Objective:
Tally the lines in the listing below that contain "label" and report the tally alone.

Lines of data:

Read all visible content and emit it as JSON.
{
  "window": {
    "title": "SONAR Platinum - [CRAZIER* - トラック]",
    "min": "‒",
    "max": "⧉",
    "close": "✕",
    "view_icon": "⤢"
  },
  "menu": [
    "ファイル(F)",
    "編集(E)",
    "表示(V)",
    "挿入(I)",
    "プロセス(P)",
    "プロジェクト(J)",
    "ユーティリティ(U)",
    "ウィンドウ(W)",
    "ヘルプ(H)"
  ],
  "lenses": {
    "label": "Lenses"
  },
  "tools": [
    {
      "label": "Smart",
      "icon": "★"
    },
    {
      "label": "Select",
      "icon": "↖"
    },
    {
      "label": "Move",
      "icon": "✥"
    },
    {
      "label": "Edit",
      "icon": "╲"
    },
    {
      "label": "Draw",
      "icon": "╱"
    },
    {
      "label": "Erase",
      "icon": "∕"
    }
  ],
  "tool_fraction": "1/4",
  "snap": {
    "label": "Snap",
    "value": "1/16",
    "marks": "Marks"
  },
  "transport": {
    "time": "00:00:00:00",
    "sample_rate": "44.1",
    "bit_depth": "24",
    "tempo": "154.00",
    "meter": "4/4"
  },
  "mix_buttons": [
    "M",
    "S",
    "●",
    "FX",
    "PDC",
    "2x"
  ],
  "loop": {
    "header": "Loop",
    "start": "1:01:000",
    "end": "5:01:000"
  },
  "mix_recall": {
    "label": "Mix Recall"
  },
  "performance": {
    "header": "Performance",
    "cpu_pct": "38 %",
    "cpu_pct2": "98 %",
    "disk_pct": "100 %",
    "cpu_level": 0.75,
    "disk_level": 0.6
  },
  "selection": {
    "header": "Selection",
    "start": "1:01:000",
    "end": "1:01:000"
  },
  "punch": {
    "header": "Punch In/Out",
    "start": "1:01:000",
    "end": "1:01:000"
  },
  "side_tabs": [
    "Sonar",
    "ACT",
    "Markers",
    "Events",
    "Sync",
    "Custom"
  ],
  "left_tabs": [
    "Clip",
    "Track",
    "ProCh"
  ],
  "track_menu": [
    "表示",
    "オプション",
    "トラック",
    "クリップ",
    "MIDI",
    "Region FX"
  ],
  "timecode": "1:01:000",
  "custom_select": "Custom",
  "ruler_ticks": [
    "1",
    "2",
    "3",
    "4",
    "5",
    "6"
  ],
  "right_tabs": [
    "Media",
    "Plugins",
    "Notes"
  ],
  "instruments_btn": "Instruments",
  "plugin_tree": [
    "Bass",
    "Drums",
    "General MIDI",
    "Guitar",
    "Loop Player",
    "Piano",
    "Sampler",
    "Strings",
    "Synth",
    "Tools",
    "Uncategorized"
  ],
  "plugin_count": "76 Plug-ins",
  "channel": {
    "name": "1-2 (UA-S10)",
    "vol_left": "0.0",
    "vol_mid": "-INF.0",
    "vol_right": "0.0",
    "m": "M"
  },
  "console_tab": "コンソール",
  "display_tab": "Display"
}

Answer to the problem:
9